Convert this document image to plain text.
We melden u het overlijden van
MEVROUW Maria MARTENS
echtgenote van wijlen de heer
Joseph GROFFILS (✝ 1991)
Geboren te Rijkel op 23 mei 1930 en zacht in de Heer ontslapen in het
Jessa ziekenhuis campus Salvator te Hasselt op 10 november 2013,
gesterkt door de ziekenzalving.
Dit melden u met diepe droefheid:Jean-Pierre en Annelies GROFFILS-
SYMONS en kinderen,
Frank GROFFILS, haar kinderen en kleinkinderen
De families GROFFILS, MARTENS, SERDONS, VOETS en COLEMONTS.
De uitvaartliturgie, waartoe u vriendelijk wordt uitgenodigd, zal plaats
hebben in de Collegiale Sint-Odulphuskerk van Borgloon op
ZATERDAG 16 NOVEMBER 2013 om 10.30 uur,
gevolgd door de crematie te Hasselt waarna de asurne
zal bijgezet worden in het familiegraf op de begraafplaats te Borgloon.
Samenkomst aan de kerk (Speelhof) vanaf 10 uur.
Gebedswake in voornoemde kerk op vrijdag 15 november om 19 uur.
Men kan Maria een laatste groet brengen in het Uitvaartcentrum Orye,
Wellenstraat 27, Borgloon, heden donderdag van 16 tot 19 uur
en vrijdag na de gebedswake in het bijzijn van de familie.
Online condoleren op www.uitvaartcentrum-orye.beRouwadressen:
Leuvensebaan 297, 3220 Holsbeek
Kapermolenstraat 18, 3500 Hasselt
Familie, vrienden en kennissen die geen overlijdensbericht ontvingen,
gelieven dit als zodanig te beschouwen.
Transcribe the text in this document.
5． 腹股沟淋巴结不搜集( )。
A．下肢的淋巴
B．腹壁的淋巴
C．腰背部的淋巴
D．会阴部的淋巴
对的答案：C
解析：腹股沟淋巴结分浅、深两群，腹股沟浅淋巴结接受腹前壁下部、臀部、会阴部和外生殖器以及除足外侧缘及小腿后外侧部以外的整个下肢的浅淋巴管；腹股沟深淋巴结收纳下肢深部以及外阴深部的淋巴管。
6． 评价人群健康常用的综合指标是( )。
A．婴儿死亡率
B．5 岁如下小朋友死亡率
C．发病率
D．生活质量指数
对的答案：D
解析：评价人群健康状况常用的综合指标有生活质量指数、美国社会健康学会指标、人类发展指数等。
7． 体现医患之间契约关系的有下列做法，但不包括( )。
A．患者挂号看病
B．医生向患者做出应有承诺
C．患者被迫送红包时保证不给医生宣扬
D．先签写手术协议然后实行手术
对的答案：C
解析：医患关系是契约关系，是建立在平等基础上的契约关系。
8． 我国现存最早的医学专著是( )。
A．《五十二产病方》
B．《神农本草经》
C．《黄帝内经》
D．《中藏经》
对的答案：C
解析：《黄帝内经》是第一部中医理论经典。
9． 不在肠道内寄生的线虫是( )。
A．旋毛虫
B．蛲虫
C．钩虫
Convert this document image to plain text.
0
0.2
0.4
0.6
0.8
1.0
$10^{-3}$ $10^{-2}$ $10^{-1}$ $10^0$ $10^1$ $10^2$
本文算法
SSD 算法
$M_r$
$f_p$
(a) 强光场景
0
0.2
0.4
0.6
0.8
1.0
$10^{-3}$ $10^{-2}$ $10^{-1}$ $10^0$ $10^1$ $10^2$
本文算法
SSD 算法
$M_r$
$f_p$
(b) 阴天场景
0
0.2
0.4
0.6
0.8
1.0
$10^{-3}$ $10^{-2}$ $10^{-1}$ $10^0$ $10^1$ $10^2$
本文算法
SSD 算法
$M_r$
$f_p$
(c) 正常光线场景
------------------------------------------------
• Written request: Return all lines of the material above in which the word "door" occurs.

• Solution to this problem:
gesterkt door de ziekenzalving.
gevolgd door de crematie te Hasselt waarna de asurne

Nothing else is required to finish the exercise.